Task brief: Reproduce each record below exactly as written.

Figure record extracts:
——

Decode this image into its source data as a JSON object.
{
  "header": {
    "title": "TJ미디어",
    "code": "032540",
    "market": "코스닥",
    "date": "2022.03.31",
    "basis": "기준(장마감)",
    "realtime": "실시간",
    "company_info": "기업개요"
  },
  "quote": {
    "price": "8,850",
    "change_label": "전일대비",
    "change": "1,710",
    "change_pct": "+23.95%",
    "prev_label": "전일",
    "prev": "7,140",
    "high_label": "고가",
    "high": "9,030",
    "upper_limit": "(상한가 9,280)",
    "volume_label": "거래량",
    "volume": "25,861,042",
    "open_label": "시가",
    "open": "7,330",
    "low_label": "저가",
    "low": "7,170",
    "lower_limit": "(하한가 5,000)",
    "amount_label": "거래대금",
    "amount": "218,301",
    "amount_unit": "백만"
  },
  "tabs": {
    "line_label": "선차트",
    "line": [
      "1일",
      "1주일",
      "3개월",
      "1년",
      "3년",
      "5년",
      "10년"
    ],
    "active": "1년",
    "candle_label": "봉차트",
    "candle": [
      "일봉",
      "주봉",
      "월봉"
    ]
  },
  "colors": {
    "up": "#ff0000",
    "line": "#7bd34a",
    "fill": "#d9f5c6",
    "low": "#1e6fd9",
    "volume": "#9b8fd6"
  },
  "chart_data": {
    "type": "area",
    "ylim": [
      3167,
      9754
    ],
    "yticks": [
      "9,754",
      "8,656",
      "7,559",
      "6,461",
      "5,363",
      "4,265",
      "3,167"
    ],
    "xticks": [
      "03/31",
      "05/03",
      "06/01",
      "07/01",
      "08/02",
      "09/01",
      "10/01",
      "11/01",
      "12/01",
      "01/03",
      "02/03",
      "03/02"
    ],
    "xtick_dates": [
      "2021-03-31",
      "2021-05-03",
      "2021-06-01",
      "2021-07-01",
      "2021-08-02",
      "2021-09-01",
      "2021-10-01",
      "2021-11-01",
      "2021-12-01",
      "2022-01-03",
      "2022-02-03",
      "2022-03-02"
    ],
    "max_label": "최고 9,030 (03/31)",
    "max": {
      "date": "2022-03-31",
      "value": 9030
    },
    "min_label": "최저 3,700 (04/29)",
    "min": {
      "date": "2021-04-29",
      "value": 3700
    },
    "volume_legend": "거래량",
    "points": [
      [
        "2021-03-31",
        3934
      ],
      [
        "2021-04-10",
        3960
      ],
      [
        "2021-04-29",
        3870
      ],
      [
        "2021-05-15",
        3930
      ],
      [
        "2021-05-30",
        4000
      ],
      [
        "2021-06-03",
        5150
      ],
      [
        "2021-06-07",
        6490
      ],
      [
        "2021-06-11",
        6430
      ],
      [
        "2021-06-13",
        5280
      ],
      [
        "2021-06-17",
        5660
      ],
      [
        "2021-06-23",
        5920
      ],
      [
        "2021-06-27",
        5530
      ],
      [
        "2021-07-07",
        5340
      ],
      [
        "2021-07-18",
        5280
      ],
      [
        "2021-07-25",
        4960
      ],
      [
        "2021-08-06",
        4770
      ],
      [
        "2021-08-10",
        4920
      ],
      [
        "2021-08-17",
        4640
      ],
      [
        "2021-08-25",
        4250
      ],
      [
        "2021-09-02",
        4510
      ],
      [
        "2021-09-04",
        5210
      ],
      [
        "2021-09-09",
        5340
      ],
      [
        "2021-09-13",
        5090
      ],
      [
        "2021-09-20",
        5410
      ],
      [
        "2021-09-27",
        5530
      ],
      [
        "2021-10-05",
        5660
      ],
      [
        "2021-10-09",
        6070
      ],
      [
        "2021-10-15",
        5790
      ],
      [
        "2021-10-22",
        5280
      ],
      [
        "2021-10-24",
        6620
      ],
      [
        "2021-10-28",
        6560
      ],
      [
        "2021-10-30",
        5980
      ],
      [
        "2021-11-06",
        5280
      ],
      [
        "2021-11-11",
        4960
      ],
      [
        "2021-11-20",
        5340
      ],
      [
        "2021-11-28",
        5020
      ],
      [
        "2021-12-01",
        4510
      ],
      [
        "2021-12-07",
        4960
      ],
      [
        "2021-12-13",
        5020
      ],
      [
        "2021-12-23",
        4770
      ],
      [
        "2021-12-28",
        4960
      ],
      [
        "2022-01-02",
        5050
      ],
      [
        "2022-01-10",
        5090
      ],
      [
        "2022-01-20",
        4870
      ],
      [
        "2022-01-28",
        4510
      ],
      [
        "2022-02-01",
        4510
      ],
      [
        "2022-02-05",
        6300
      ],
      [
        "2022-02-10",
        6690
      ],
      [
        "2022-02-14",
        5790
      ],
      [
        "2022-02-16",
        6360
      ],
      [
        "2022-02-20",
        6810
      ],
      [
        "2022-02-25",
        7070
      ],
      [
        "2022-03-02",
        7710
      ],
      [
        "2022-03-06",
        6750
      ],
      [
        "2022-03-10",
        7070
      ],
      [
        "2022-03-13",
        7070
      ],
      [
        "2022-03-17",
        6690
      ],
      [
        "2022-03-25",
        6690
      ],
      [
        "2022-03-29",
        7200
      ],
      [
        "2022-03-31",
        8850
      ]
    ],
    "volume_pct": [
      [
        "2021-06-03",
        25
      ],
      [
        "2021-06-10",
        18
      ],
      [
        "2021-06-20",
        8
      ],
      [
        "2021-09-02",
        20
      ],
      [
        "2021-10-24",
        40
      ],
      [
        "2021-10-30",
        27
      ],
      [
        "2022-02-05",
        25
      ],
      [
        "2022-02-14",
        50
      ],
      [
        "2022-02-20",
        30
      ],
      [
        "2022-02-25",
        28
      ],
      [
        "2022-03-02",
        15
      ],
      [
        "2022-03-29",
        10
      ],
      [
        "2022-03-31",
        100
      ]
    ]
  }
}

——

Correct output:
Decode this image into its source data as a JSON object.
{
  "header": {
    "title": "TJ미디어",
    "code": "032540",
    "market": "코스닥",
    "date": "2022.03.31",
    "basis": "기준(장마감)",
    "realtime": "실시간",
    "company_info": "기업개요"
  },
  "quote": {
    "price": "8,850",
    "change_label": "전일대비",
    "change": "1,710",
    "change_pct": "+23.95%",
    "prev_label": "전일",
    "prev": "7,140",
    "high_label": "고가",
    "high": "9,030",
    "upper_limit": "(상한가 9,280)",
    "volume_label": "거래량",
    "volume": "25,861,042",
    "open_label": "시가",
    "open": "7,330",
    "low_label": "저가",
    "low": "7,170",
    "lower_limit": "(하한가 5,000)",
    "amount_label": "거래대금",
    "amount": "218,301",
    "amount_unit": "백만"
  },
  "tabs": {
    "line_label": "선차트",
    "line": [
      "1일",
      "1주일",
      "3개월",
      "1년",
      "3년",
      "5년",
      "10년"
    ],
    "active": "1년",
    "candle_label": "봉차트",
    "candle": [
      "일봉",
      "주봉",
      "월봉"
    ]
  },
  "colors": {
    "up": "#ff0000",
    "line": "#7bd34a",
    "fill": "#d9f5c6",
    "low": "#1e6fd9",
    "volume": "#9b8fd6"
  },
  "chart_data": {
    "type": "area",
    "ylim": [
      3167,
      9754
    ],
    "yticks": [
      "9,754",
      "8,656",
      "7,559",
      "6,461",
      "5,363",
      "4,265",
      "3,167"
    ],
    "xticks": [
      "03/31",
      "05/03",
      "06/01",
      "07/01",
      "08/02",
      "09/01",
      "10/01",
      "11/01",
      "12/01",
      "01/03",
      "02/03",
      "03/02"
    ],
    "xtick_dates": [
      "2021-03-31",
      "2021-05-03",
      "2021-06-01",
      "2021-07-01",
      "2021-08-02",
      "2021-09-01",
      "2021-10-01",
      "2021-11-01",
      "2021-12-01",
      "2022-01-03",
      "2022-02-03",
      "2022-03-02"
    ],
    "max_label": "최고 9,030 (03/31)",
    "max": {
      "date": "2022-03-31",
      "value": 9030
    },
    "min_label": "최저 3,700 (04/29)",
    "min": {
      "date": "2021-04-29",
      "value": 3700
    },
    "volume_legend": "거래량",
    "points": [
      [
        "2021-03-31",
        3934
      ],
      [
        "2021-04-10",
        3960
      ],
      [
        "2021-04-29",
        3870
      ],
      [
        "2021-05-15",
        3930
      ],
      [
        "2021-05-30",
        4000
      ],
      [
        "2021-06-03",
        5150
      ],
      [
        "2021-06-07",
        6490
      ],
      [
        "2021-06-11",
        6430
      ],
      [
        "2021-06-13",
        5280
      ],
      [
        "2021-06-17",
        5660
      ],
      [
        "2021-06-23",
        5920
      ],
      [
        "2021-06-27",
        5530
      ],
      [
        "2021-07-07",
        5340
      ],
      [
        "2021-07-18",
        5280
      ],
      [
        "2021-07-25",
        4960
      ],
      [
        "2021-08-06",
        4770
      ],
      [
        "2021-08-10",
        4920
      ],
      [
        "2021-08-17",
        4640
      ],
      [
        "2021-08-25",
        4250
      ],
      [
        "2021-09-02",
        4510
      ],
      [
        "2021-09-04",
        5210
      ],
      [
        "2021-09-09",
        5340
      ],
      [
        "2021-09-13",
        5090
      ],
      [
        "2021-09-20",
        5410
      ],
      [
        "2021-09-27",
        5530
      ],
      [
        "2021-10-05",
        5660
      ],
      [
        "2021-10-09",
        6070
      ],
      [
        "2021-10-15",
        5790
      ],
      [
        "2021-10-22",
        5280
      ],
      [
        "2021-10-24",
        6620
      ],
      [
        "2021-10-28",
        6560
      ],
      [
        "2021-10-30",
        5980
      ],
      [
        "2021-11-06",
        5280
      ],
      [
        "2021-11-11",
        4960
      ],
      [
        "2021-11-20",
        5340
      ],
      [
        "2021-11-28",
        5020
      ],
      [
        "2021-12-01",
        4510
      ],
      [
        "2021-12-07",
        4960
      ],
      [
        "2021-12-13",
        5020
      ],
      [
        "2021-12-23",
        4770
      ],
      [
        "2021-12-28",
        4960
      ],
      [
        "2022-01-02",
        5050
      ],
      [
        "2022-01-10",
        5090
      ],
      [
        "2022-01-20",
        4870
      ],
      [
        "2022-01-28",
        4510
      ],
      [
        "2022-02-01",
        4510
      ],
      [
        "2022-02-05",
        6300
      ],
      [
        "2022-02-10",
        6690
      ],
      [
        "2022-02-14",
        5790
      ],
      [
        "2022-02-16",
        6360
      ],
      [
        "2022-02-20",
        6810
      ],
      [
        "2022-02-25",
        7070
      ],
      [
        "2022-03-02",
        7710
      ],
      [
        "2022-03-06",
        6750
      ],
      [
        "2022-03-10",
        7070
      ],
      [
        "2022-03-13",
        7070
      ],
      [
        "2022-03-17",
        6690
      ],
      [
        "2022-03-25",
        6690
      ],
      [
        "2022-03-29",
        7200
      ],
      [
        "2022-03-31",
        8850
      ]
    ],
    "volume_pct": [
      [
        "2021-06-03",
        25
      ],
      [
        "2021-06-10",
        18
      ],
      [
        "2021-06-20",
        8
      ],
      [
        "2021-09-02",
        20
      ],
      [
        "2021-10-24",
        40
      ],
      [
        "2021-10-30",
        27
      ],
      [
        "2022-02-05",
        25
      ],
      [
        "2022-02-14",
        50
      ],
      [
        "2022-02-20",
        30
      ],
      [
        "2022-02-25",
        28
      ],
      [
        "2022-03-02",
        15
      ],
      [
        "2022-03-29",
        10
      ],
      [
        "2022-03-31",
        100
      ]
    ]
  }
}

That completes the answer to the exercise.